**What is asked**
Below are some records; give them all again exactly, but not the pictures.

**Exercise inputs**
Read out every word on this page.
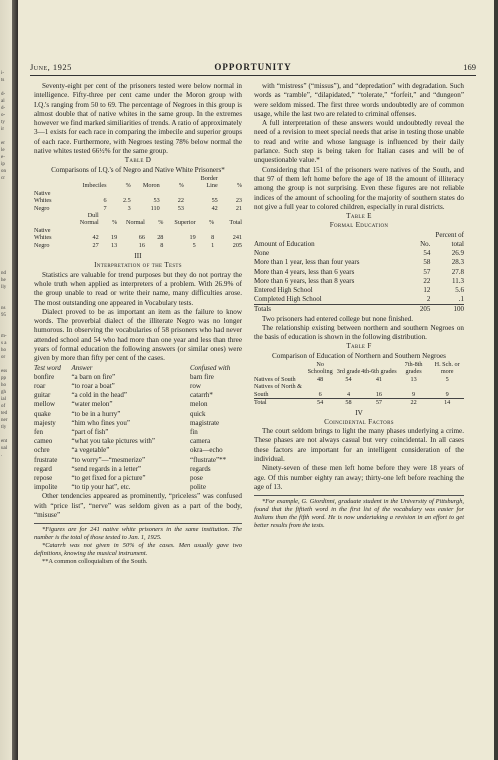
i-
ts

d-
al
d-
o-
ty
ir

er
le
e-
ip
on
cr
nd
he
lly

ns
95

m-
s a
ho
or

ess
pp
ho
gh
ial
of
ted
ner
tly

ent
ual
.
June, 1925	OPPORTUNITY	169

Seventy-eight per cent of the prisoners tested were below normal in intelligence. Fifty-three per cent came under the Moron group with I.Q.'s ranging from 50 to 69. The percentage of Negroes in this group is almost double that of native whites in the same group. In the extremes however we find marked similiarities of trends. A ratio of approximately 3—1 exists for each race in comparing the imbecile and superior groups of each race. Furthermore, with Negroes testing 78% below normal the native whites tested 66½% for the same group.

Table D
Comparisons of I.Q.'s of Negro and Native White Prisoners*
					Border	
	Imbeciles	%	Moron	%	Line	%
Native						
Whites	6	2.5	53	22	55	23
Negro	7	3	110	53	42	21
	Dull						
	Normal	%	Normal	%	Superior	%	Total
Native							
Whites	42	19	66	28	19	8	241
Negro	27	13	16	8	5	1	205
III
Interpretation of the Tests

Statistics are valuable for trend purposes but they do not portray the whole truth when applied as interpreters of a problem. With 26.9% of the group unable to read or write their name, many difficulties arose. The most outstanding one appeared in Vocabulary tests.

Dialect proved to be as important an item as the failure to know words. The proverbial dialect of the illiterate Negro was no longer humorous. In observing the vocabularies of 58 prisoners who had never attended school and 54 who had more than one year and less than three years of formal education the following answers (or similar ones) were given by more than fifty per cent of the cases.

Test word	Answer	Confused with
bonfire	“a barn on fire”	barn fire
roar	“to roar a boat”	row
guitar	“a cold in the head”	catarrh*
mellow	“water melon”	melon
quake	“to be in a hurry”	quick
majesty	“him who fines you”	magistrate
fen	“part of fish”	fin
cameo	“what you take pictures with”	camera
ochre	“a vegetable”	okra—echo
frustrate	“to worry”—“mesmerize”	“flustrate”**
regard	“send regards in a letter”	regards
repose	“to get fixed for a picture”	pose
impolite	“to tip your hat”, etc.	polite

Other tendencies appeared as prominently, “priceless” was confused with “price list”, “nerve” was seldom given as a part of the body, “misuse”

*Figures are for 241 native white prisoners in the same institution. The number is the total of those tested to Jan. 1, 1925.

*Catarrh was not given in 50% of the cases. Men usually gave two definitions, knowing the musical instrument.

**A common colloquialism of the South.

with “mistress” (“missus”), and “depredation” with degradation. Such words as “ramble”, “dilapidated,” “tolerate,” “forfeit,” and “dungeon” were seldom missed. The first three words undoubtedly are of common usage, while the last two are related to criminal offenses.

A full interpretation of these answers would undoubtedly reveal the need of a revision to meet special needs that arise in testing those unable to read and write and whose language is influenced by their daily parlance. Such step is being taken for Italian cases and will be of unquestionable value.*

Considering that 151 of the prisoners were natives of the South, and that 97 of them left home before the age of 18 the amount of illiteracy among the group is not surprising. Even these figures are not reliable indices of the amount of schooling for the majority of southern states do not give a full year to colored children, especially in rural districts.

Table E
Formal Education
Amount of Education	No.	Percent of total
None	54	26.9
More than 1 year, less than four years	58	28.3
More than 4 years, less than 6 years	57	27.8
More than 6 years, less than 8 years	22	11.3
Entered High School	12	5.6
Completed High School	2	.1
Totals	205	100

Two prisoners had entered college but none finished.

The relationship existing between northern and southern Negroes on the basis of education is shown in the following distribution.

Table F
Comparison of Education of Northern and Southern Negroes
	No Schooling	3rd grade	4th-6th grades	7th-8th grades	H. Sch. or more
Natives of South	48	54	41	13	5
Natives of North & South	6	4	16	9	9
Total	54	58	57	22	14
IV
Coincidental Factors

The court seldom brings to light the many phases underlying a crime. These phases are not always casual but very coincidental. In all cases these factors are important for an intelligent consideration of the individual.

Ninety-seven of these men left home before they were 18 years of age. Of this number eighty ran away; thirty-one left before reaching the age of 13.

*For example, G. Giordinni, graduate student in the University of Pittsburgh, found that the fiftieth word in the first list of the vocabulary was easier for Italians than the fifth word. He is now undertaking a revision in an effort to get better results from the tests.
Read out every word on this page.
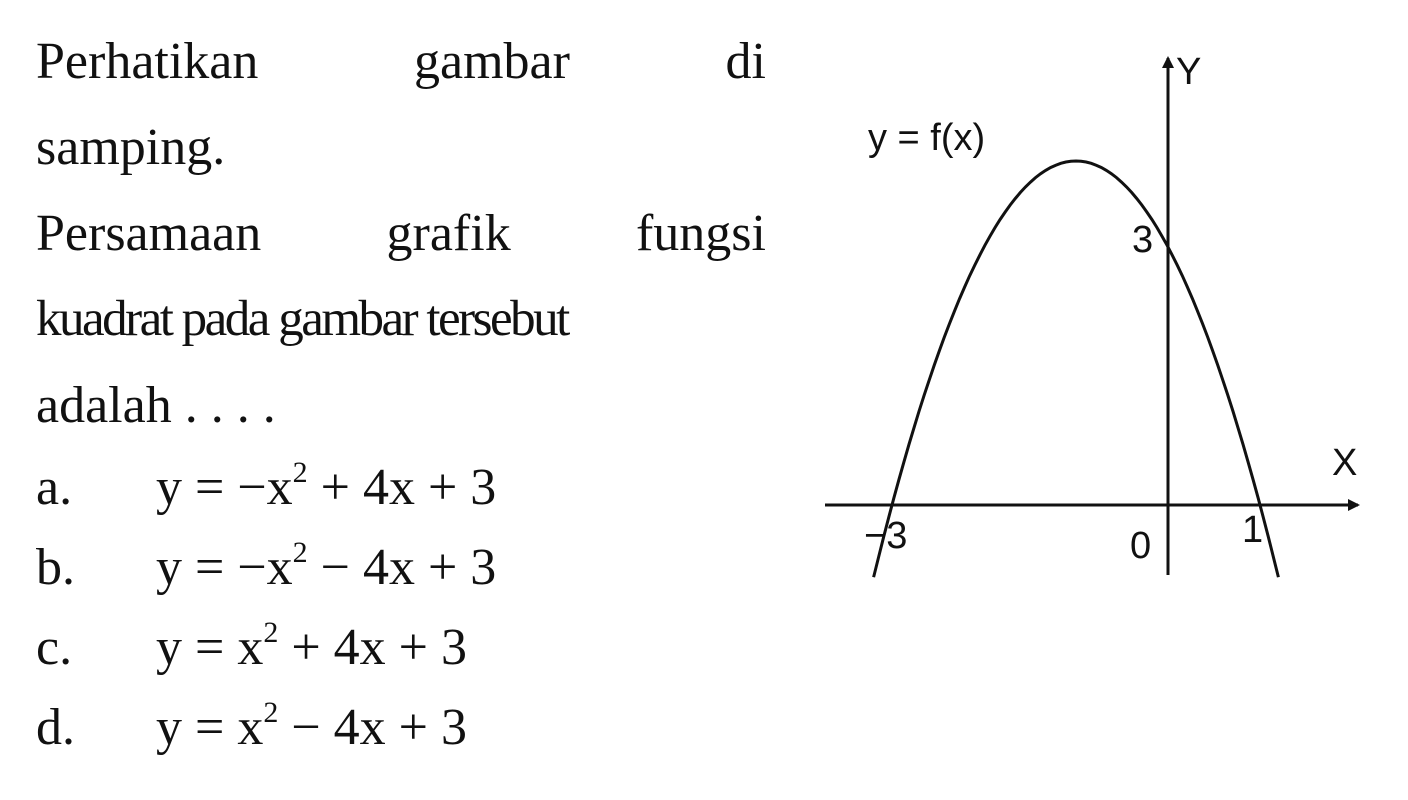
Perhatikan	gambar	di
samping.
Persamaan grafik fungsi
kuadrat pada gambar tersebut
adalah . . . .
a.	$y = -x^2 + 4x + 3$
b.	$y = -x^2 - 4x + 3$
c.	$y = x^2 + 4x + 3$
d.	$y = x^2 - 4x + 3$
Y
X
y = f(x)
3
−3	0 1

**Output**
Read out every word on this page.
i-
ts

d-
al
d-
o-
ty
ir

er
le
e-
ip
on
cr
nd
he
lly

ns
95

m-
s a
ho
or

ess
pp
ho
gh
ial
of
ted
ner
tly

ent
ual
.
June, 1925	OPPORTUNITY	169

Seventy-eight per cent of the prisoners tested were below normal in intelligence. Fifty-three per cent came under the Moron group with I.Q.'s ranging from 50 to 69. The percentage of Negroes in this group is almost double that of native whites in the same group. In the extremes however we find marked similiarities of trends. A ratio of approximately 3—1 exists for each race in comparing the imbecile and superior groups of each race. Furthermore, with Negroes testing 78% below normal the native whites tested 66½% for the same group.

Table D
Comparisons of I.Q.'s of Negro and Native White Prisoners*
					Border	
	Imbeciles	%	Moron	%	Line	%
Native						
Whites	6	2.5	53	22	55	23
Negro	7	3	110	53	42	21
	Dull						
	Normal	%	Normal	%	Superior	%	Total
Native							
Whites	42	19	66	28	19	8	241
Negro	27	13	16	8	5	1	205
III
Interpretation of the Tests

Statistics are valuable for trend purposes but they do not portray the whole truth when applied as interpreters of a problem. With 26.9% of the group unable to read or write their name, many difficulties arose. The most outstanding one appeared in Vocabulary tests.

Dialect proved to be as important an item as the failure to know words. The proverbial dialect of the illiterate Negro was no longer humorous. In observing the vocabularies of 58 prisoners who had never attended school and 54 who had more than one year and less than three years of formal education the following answers (or similar ones) were given by more than fifty per cent of the cases.

Test word	Answer	Confused with
bonfire	“a barn on fire”	barn fire
roar	“to roar a boat”	row
guitar	“a cold in the head”	catarrh*
mellow	“water melon”	melon
quake	“to be in a hurry”	quick
majesty	“him who fines you”	magistrate
fen	“part of fish”	fin
cameo	“what you take pictures with”	camera
ochre	“a vegetable”	okra—echo
frustrate	“to worry”—“mesmerize”	“flustrate”**
regard	“send regards in a letter”	regards
repose	“to get fixed for a picture”	pose
impolite	“to tip your hat”, etc.	polite

Other tendencies appeared as prominently, “priceless” was confused with “price list”, “nerve” was seldom given as a part of the body, “misuse”

*Figures are for 241 native white prisoners in the same institution. The number is the total of those tested to Jan. 1, 1925.

*Catarrh was not given in 50% of the cases. Men usually gave two definitions, knowing the musical instrument.

**A common colloquialism of the South.

with “mistress” (“missus”), and “depredation” with degradation. Such words as “ramble”, “dilapidated,” “tolerate,” “forfeit,” and “dungeon” were seldom missed. The first three words undoubtedly are of common usage, while the last two are related to criminal offenses.

A full interpretation of these answers would undoubtedly reveal the need of a revision to meet special needs that arise in testing those unable to read and write and whose language is influenced by their daily parlance. Such step is being taken for Italian cases and will be of unquestionable value.*

Considering that 151 of the prisoners were natives of the South, and that 97 of them left home before the age of 18 the amount of illiteracy among the group is not surprising. Even these figures are not reliable indices of the amount of schooling for the majority of southern states do not give a full year to colored children, especially in rural districts.

Table E
Formal Education
Amount of Education	No.	Percent of total
None	54	26.9
More than 1 year, less than four years	58	28.3
More than 4 years, less than 6 years	57	27.8
More than 6 years, less than 8 years	22	11.3
Entered High School	12	5.6
Completed High School	2	.1
Totals	205	100

Two prisoners had entered college but none finished.

The relationship existing between northern and southern Negroes on the basis of education is shown in the following distribution.

Table F
Comparison of Education of Northern and Southern Negroes
	No Schooling	3rd grade	4th-6th grades	7th-8th grades	H. Sch. or more
Natives of South	48	54	41	13	5
Natives of North & South	6	4	16	9	9
Total	54	58	57	22	14
IV
Coincidental Factors

The court seldom brings to light the many phases underlying a crime. These phases are not always casual but very coincidental. In all cases these factors are important for an intelligent consideration of the individual.

Ninety-seven of these men left home before they were 18 years of age. Of this number eighty ran away; thirty-one left before reaching the age of 13.

*For example, G. Giordinni, graduate student in the University of Pittsburgh, found that the fiftieth word in the first list of the vocabulary was easier for Italians than the fifth word. He is now undertaking a revision in an effort to get better results from the tests.
Read out every word on this page.
Perhatikan	gambar	di
samping.
Persamaan grafik fungsi
kuadrat pada gambar tersebut
adalah . . . .
a.	$y = -x^2 + 4x + 3$
b.	$y = -x^2 - 4x + 3$
c.	$y = x^2 + 4x + 3$
d.	$y = x^2 - 4x + 3$
Y
X
y = f(x)
3
−3	0 1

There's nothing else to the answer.